• AIM
Restate every line of the material, word for word.

┌─ DATASET RECORDS

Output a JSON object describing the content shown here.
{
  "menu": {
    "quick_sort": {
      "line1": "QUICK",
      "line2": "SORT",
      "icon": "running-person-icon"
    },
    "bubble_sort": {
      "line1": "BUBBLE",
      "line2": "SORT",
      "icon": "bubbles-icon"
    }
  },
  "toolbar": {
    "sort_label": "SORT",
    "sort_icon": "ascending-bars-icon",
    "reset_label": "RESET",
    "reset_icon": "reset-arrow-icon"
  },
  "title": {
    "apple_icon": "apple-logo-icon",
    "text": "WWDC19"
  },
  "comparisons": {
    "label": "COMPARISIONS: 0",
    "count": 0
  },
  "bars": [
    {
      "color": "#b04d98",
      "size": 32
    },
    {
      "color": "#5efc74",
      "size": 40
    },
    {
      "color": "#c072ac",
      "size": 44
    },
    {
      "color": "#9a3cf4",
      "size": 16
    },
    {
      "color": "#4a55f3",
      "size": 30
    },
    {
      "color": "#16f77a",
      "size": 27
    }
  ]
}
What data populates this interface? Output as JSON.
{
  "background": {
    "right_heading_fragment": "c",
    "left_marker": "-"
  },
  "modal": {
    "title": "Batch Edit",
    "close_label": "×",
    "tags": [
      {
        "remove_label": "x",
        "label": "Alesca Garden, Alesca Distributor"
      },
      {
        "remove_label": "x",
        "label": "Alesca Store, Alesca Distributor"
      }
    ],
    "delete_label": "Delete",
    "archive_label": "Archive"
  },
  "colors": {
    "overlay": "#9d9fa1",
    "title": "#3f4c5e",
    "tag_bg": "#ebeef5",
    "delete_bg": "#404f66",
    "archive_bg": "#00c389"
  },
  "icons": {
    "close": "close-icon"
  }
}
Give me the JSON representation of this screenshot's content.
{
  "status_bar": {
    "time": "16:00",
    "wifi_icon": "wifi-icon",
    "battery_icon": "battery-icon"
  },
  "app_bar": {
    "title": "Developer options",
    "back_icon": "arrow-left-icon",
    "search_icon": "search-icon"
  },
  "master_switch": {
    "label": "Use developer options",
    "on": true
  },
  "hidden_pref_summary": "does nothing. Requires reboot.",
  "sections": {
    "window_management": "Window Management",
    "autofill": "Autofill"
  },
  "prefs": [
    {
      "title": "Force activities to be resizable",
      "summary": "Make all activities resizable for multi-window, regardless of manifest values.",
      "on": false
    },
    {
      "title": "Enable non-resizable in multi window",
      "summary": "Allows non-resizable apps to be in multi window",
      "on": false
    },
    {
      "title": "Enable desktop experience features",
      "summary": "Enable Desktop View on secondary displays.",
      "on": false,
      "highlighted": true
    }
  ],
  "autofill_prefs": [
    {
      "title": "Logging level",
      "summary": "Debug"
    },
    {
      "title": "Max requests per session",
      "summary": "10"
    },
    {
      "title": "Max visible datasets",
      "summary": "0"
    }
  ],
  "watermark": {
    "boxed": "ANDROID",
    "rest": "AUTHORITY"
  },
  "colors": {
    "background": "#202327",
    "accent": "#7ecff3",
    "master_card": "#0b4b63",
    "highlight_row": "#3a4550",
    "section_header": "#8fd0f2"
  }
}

└─

• RESULT
Output a JSON object describing the content shown here.
{
  "menu": {
    "quick_sort": {
      "line1": "QUICK",
      "line2": "SORT",
      "icon": "running-person-icon"
    },
    "bubble_sort": {
      "line1": "BUBBLE",
      "line2": "SORT",
      "icon": "bubbles-icon"
    }
  },
  "toolbar": {
    "sort_label": "SORT",
    "sort_icon": "ascending-bars-icon",
    "reset_label": "RESET",
    "reset_icon": "reset-arrow-icon"
  },
  "title": {
    "apple_icon": "apple-logo-icon",
    "text": "WWDC19"
  },
  "comparisons": {
    "label": "COMPARISIONS: 0",
    "count": 0
  },
  "bars": [
    {
      "color": "#b04d98",
      "size": 32
    },
    {
      "color": "#5efc74",
      "size": 40
    },
    {
      "color": "#c072ac",
      "size": 44
    },
    {
      "color": "#9a3cf4",
      "size": 16
    },
    {
      "color": "#4a55f3",
      "size": 30
    },
    {
      "color": "#16f77a",
      "size": 27
    }
  ]
}
What data populates this interface? Output as JSON.
{
  "background": {
    "right_heading_fragment": "c",
    "left_marker": "-"
  },
  "modal": {
    "title": "Batch Edit",
    "close_label": "×",
    "tags": [
      {
        "remove_label": "x",
        "label": "Alesca Garden, Alesca Distributor"
      },
      {
        "remove_label": "x",
        "label": "Alesca Store, Alesca Distributor"
      }
    ],
    "delete_label": "Delete",
    "archive_label": "Archive"
  },
  "colors": {
    "overlay": "#9d9fa1",
    "title": "#3f4c5e",
    "tag_bg": "#ebeef5",
    "delete_bg": "#404f66",
    "archive_bg": "#00c389"
  },
  "icons": {
    "close": "close-icon"
  }
}
Give me the JSON representation of this screenshot's content.
{
  "status_bar": {
    "time": "16:00",
    "wifi_icon": "wifi-icon",
    "battery_icon": "battery-icon"
  },
  "app_bar": {
    "title": "Developer options",
    "back_icon": "arrow-left-icon",
    "search_icon": "search-icon"
  },
  "master_switch": {
    "label": "Use developer options",
    "on": true
  },
  "hidden_pref_summary": "does nothing. Requires reboot.",
  "sections": {
    "window_management": "Window Management",
    "autofill": "Autofill"
  },
  "prefs": [
    {
      "title": "Force activities to be resizable",
      "summary": "Make all activities resizable for multi-window, regardless of manifest values.",
      "on": false
    },
    {
      "title": "Enable non-resizable in multi window",
      "summary": "Allows non-resizable apps to be in multi window",
      "on": false
    },
    {
      "title": "Enable desktop experience features",
      "summary": "Enable Desktop View on secondary displays.",
      "on": false,
      "highlighted": true
    }
  ],
  "autofill_prefs": [
    {
      "title": "Logging level",
      "summary": "Debug"
    },
    {
      "title": "Max requests per session",
      "summary": "10"
    },
    {
      "title": "Max visible datasets",
      "summary": "0"
    }
  ],
  "watermark": {
    "boxed": "ANDROID",
    "rest": "AUTHORITY"
  },
  "colors": {
    "background": "#202327",
    "accent": "#7ecff3",
    "master_card": "#0b4b63",
    "highlight_row": "#3a4550",
    "section_header": "#8fd0f2"
  }
}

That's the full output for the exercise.